**Exercise details**
Could you write out every record below exactly, leaving out any pictures?
— Start Material supplied —
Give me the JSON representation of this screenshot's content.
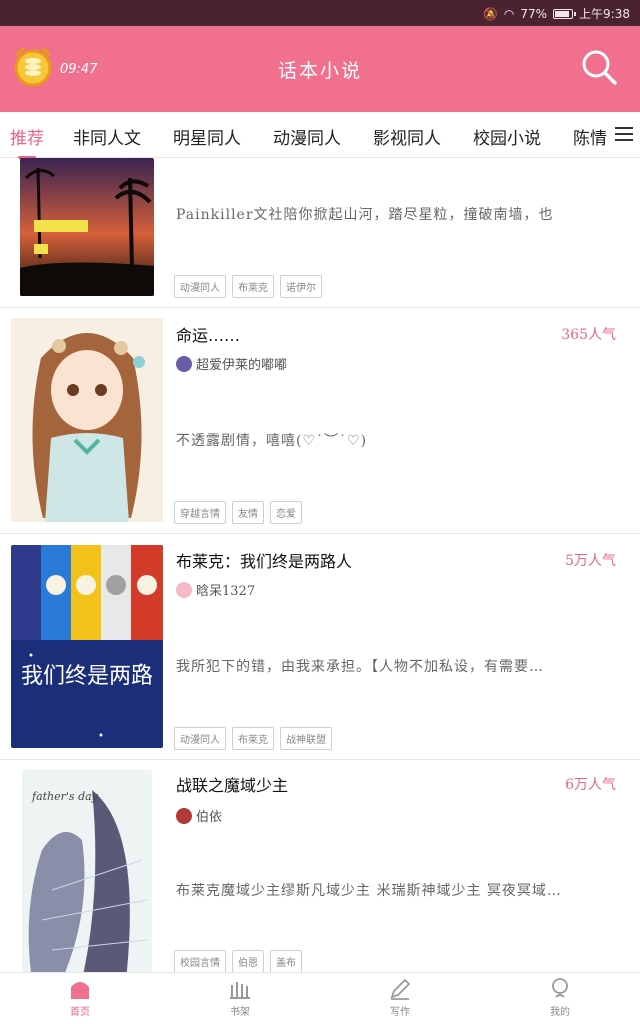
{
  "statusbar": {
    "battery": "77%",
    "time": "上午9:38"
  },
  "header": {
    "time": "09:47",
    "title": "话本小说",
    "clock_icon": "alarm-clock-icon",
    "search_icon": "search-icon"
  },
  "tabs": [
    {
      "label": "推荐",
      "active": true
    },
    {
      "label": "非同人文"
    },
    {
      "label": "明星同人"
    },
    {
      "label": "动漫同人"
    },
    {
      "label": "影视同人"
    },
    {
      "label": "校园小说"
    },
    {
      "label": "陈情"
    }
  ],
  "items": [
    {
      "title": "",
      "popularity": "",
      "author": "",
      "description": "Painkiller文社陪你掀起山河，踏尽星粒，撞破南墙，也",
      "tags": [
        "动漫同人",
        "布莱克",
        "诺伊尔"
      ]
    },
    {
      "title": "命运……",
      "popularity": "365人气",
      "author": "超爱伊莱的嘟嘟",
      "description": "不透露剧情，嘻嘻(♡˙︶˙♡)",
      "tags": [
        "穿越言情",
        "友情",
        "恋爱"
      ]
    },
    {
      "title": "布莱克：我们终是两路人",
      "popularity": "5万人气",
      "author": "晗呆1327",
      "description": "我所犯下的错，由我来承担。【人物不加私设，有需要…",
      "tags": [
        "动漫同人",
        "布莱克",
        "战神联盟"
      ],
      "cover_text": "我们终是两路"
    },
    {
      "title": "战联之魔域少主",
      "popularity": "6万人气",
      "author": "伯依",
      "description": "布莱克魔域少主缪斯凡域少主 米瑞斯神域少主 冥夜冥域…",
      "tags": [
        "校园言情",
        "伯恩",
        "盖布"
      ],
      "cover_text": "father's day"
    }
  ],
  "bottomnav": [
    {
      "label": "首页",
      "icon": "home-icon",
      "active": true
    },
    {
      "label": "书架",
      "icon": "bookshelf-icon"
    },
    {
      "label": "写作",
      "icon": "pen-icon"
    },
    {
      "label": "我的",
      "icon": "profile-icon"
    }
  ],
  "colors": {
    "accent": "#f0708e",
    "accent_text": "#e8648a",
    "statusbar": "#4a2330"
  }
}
— End Material supplied —
**Task answer**
Give me the JSON representation of this screenshot's content.
{
  "statusbar": {
    "battery": "77%",
    "time": "上午9:38"
  },
  "header": {
    "time": "09:47",
    "title": "话本小说",
    "clock_icon": "alarm-clock-icon",
    "search_icon": "search-icon"
  },
  "tabs": [
    {
      "label": "推荐",
      "active": true
    },
    {
      "label": "非同人文"
    },
    {
      "label": "明星同人"
    },
    {
      "label": "动漫同人"
    },
    {
      "label": "影视同人"
    },
    {
      "label": "校园小说"
    },
    {
      "label": "陈情"
    }
  ],
  "items": [
    {
      "title": "",
      "popularity": "",
      "author": "",
      "description": "Painkiller文社陪你掀起山河，踏尽星粒，撞破南墙，也",
      "tags": [
        "动漫同人",
        "布莱克",
        "诺伊尔"
      ]
    },
    {
      "title": "命运……",
      "popularity": "365人气",
      "author": "超爱伊莱的嘟嘟",
      "description": "不透露剧情，嘻嘻(♡˙︶˙♡)",
      "tags": [
        "穿越言情",
        "友情",
        "恋爱"
      ]
    },
    {
      "title": "布莱克：我们终是两路人",
      "popularity": "5万人气",
      "author": "晗呆1327",
      "description": "我所犯下的错，由我来承担。【人物不加私设，有需要…",
      "tags": [
        "动漫同人",
        "布莱克",
        "战神联盟"
      ],
      "cover_text": "我们终是两路"
    },
    {
      "title": "战联之魔域少主",
      "popularity": "6万人气",
      "author": "伯依",
      "description": "布莱克魔域少主缪斯凡域少主 米瑞斯神域少主 冥夜冥域…",
      "tags": [
        "校园言情",
        "伯恩",
        "盖布"
      ],
      "cover_text": "father's day"
    }
  ],
  "bottomnav": [
    {
      "label": "首页",
      "icon": "home-icon",
      "active": true
    },
    {
      "label": "书架",
      "icon": "bookshelf-icon"
    },
    {
      "label": "写作",
      "icon": "pen-icon"
    },
    {
      "label": "我的",
      "icon": "profile-icon"
    }
  ],
  "colors": {
    "accent": "#f0708e",
    "accent_text": "#e8648a",
    "statusbar": "#4a2330"
  }
}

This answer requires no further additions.